» The input:
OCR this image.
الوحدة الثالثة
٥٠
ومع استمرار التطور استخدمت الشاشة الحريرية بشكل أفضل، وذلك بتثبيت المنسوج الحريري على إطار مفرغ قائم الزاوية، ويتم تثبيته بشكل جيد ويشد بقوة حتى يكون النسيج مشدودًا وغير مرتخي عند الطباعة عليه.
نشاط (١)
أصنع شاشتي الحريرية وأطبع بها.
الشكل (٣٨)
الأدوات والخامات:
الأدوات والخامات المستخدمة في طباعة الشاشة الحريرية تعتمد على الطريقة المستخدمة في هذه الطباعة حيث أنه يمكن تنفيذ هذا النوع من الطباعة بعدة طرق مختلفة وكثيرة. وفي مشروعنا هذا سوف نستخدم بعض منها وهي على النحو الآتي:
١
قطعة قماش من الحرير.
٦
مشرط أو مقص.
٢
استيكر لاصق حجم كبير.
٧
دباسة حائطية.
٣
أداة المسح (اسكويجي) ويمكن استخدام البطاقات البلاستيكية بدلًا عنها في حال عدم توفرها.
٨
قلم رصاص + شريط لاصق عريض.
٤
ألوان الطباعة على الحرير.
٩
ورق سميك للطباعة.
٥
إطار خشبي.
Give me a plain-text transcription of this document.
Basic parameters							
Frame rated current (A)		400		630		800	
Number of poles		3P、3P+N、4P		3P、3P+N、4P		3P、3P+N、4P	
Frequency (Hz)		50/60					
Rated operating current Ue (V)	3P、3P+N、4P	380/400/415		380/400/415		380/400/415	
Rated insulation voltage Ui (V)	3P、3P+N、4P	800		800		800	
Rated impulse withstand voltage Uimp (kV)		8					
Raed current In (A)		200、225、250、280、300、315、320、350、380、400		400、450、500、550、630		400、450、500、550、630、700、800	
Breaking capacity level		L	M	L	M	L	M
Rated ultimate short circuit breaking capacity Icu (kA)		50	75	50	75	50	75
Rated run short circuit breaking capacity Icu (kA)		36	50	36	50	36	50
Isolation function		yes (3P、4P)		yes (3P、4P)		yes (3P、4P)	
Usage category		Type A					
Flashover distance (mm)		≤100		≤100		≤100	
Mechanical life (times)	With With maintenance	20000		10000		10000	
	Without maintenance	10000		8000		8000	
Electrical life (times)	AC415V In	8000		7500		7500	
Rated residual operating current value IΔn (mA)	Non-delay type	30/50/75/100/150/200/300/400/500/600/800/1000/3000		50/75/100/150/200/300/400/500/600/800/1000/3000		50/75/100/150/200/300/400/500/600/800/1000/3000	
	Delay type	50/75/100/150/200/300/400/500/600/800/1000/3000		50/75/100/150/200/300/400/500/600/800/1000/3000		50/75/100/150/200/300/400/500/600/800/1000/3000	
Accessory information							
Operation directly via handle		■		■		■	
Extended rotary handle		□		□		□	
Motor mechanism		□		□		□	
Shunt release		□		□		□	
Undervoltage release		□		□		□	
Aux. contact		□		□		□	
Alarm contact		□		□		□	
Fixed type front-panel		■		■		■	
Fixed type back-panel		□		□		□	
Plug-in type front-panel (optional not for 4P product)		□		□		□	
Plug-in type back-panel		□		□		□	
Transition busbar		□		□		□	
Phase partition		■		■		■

» Your task: Among the records above, find each line holding the string "operating" and pull it out.

» Completed task:
Rated operating current Ue (V)	3P、3P+N、4P	380/400/415		380/400/415		380/400/415	
Rated residual operating current value IΔn (mA)	Non-delay type	30/50/75/100/150/200/300/400/500/600/800/1000/3000		50/75/100/150/200/300/400/500/600/800/1000/3000		50/75/100/150/200/300/400/500/600/800/1000/3000	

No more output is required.